# LISTED RECORDS start

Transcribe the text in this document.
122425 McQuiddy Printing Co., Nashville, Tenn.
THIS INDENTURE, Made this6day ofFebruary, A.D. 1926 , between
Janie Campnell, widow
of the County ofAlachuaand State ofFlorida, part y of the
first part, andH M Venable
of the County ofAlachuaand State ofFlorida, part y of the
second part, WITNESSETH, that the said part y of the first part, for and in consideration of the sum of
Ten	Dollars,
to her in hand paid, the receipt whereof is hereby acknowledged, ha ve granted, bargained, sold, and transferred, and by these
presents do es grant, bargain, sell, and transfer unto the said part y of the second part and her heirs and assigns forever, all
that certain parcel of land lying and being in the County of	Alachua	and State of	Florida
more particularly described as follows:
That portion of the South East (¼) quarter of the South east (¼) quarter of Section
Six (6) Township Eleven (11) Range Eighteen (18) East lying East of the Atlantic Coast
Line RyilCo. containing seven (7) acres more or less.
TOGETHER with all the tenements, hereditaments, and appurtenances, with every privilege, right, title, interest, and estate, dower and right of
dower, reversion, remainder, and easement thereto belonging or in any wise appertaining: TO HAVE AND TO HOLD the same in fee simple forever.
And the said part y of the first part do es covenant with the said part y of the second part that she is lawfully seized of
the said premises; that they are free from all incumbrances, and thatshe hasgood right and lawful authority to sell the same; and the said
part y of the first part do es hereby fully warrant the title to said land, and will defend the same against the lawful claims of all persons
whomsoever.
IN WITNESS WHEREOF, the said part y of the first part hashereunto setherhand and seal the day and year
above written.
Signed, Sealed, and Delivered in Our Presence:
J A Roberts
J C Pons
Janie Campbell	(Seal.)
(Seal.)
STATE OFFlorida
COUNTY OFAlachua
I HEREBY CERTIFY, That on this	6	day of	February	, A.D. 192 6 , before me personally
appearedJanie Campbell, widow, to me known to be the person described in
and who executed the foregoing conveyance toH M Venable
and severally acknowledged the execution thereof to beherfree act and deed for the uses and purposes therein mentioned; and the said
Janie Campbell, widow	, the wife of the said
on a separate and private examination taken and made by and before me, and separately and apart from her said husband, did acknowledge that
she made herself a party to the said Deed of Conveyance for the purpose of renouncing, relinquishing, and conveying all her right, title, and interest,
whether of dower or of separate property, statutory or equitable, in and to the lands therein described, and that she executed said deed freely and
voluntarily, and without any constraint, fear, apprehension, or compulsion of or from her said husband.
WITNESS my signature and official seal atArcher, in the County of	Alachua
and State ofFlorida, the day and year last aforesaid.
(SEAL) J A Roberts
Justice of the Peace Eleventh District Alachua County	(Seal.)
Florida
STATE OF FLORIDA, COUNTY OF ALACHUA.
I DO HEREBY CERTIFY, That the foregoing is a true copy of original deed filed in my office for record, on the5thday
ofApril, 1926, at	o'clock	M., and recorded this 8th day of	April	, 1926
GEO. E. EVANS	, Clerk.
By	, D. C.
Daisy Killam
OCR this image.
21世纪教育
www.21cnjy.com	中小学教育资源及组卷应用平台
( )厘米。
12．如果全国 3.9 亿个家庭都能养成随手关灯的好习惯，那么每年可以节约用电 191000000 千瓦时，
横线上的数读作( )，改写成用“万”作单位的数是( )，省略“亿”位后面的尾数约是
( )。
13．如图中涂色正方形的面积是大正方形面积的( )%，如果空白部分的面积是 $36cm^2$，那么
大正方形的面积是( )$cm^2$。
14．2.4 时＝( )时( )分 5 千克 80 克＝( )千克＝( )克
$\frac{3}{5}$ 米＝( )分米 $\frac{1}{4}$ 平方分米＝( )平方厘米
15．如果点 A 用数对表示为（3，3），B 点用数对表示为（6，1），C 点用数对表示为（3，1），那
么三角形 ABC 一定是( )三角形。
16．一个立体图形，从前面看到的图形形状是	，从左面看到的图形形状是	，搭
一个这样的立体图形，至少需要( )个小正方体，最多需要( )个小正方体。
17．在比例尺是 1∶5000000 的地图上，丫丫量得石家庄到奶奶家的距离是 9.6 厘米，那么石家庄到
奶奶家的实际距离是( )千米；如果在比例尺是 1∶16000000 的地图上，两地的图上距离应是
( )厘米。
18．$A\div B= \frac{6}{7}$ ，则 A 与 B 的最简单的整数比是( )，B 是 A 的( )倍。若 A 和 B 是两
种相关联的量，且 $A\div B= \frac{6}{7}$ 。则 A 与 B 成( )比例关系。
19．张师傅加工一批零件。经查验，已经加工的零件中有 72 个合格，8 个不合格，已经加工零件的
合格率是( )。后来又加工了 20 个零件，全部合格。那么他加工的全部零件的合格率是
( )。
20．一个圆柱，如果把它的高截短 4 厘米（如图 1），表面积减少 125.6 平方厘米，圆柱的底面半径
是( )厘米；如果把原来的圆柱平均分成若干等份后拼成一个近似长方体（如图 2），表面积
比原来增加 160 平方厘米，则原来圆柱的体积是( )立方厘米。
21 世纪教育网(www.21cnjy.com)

# LISTED RECORDS end

[INSTRUCTIONS FOR THE TASK] Count all lines of the data that include "before". The answer is the number alone.

[FINAL ANSWER] 2